PROBLEM REQUIREMENTS =
Keep the images out and copy every entry below exactly.

* BEGIN *

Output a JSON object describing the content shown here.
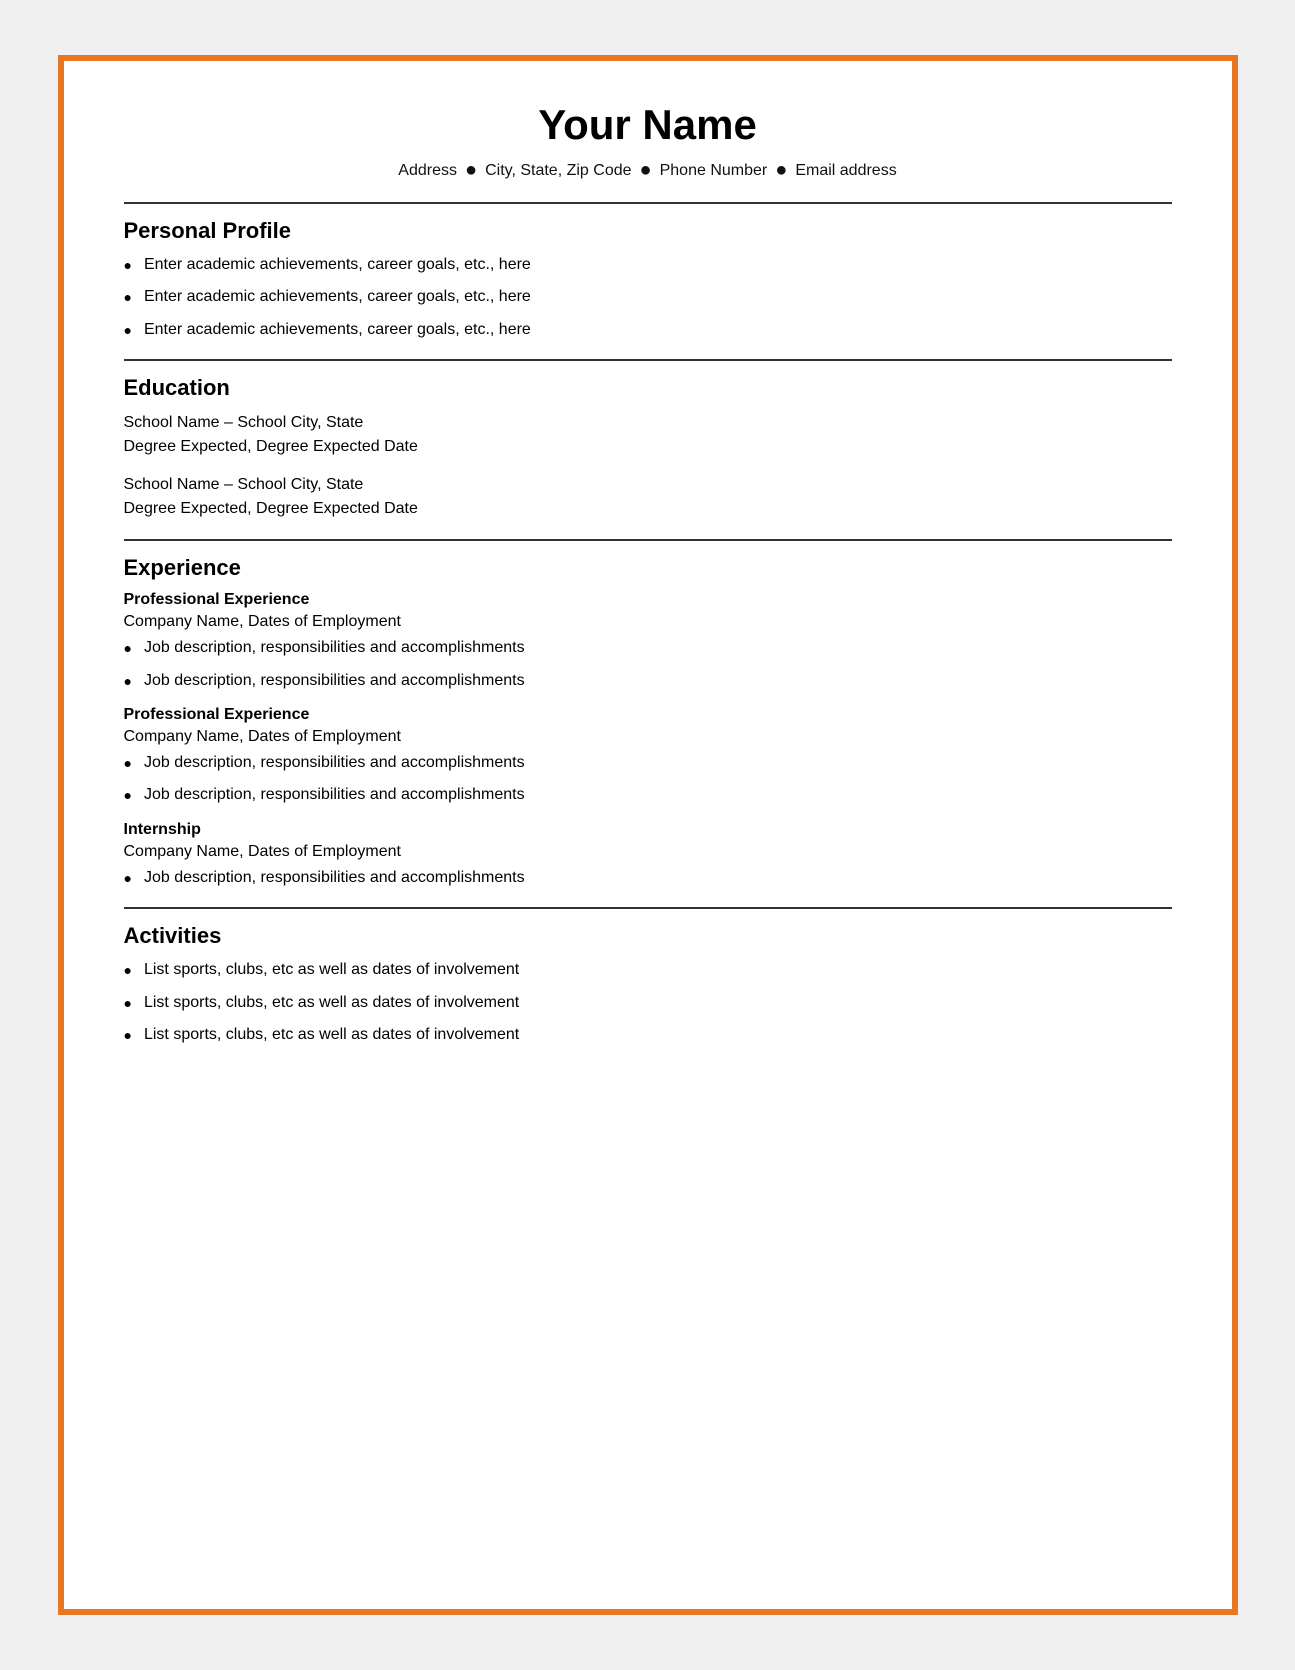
{
  "header": {
    "name": "Your Name",
    "contact": {
      "address": "Address",
      "city": "City, State, Zip Code",
      "phone": "Phone Number",
      "email": "Email address"
    }
  },
  "sections": {
    "personal_profile": {
      "title": "Personal Profile",
      "items": [
        "Enter academic achievements, career goals, etc., here",
        "Enter academic achievements, career goals, etc., here",
        "Enter academic achievements, career goals, etc., here"
      ]
    },
    "education": {
      "title": "Education",
      "entries": [
        {
          "line1": "School Name – School City, State",
          "line2": "Degree Expected, Degree Expected Date"
        },
        {
          "line1": "School Name – School City, State",
          "line2": "Degree Expected, Degree Expected Date"
        }
      ]
    },
    "experience": {
      "title": "Experience",
      "blocks": [
        {
          "subtitle": "Professional Experience",
          "company": "Company Name, Dates of Employment",
          "items": [
            "Job description, responsibilities and accomplishments",
            "Job description, responsibilities and accomplishments"
          ]
        },
        {
          "subtitle": "Professional Experience",
          "company": "Company Name, Dates of Employment",
          "items": [
            "Job description, responsibilities and accomplishments",
            "Job description, responsibilities and accomplishments"
          ]
        },
        {
          "subtitle": "Internship",
          "company": "Company Name, Dates of Employment",
          "items": [
            "Job description, responsibilities and accomplishments"
          ]
        }
      ]
    },
    "activities": {
      "title": "Activities",
      "items": [
        "List sports, clubs, etc as well as dates of involvement",
        "List sports, clubs, etc as well as dates of involvement",
        "List sports, clubs, etc as well as dates of involvement"
      ]
    }
  }
}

* END *

WRITTEN RESPONSE =
Output a JSON object describing the content shown here.
{
  "header": {
    "name": "Your Name",
    "contact": {
      "address": "Address",
      "city": "City, State, Zip Code",
      "phone": "Phone Number",
      "email": "Email address"
    }
  },
  "sections": {
    "personal_profile": {
      "title": "Personal Profile",
      "items": [
        "Enter academic achievements, career goals, etc., here",
        "Enter academic achievements, career goals, etc., here",
        "Enter academic achievements, career goals, etc., here"
      ]
    },
    "education": {
      "title": "Education",
      "entries": [
        {
          "line1": "School Name – School City, State",
          "line2": "Degree Expected, Degree Expected Date"
        },
        {
          "line1": "School Name – School City, State",
          "line2": "Degree Expected, Degree Expected Date"
        }
      ]
    },
    "experience": {
      "title": "Experience",
      "blocks": [
        {
          "subtitle": "Professional Experience",
          "company": "Company Name, Dates of Employment",
          "items": [
            "Job description, responsibilities and accomplishments",
            "Job description, responsibilities and accomplishments"
          ]
        },
        {
          "subtitle": "Professional Experience",
          "company": "Company Name, Dates of Employment",
          "items": [
            "Job description, responsibilities and accomplishments",
            "Job description, responsibilities and accomplishments"
          ]
        },
        {
          "subtitle": "Internship",
          "company": "Company Name, Dates of Employment",
          "items": [
            "Job description, responsibilities and accomplishments"
          ]
        }
      ]
    },
    "activities": {
      "title": "Activities",
      "items": [
        "List sports, clubs, etc as well as dates of involvement",
        "List sports, clubs, etc as well as dates of involvement",
        "List sports, clubs, etc as well as dates of involvement"
      ]
    }
  }
}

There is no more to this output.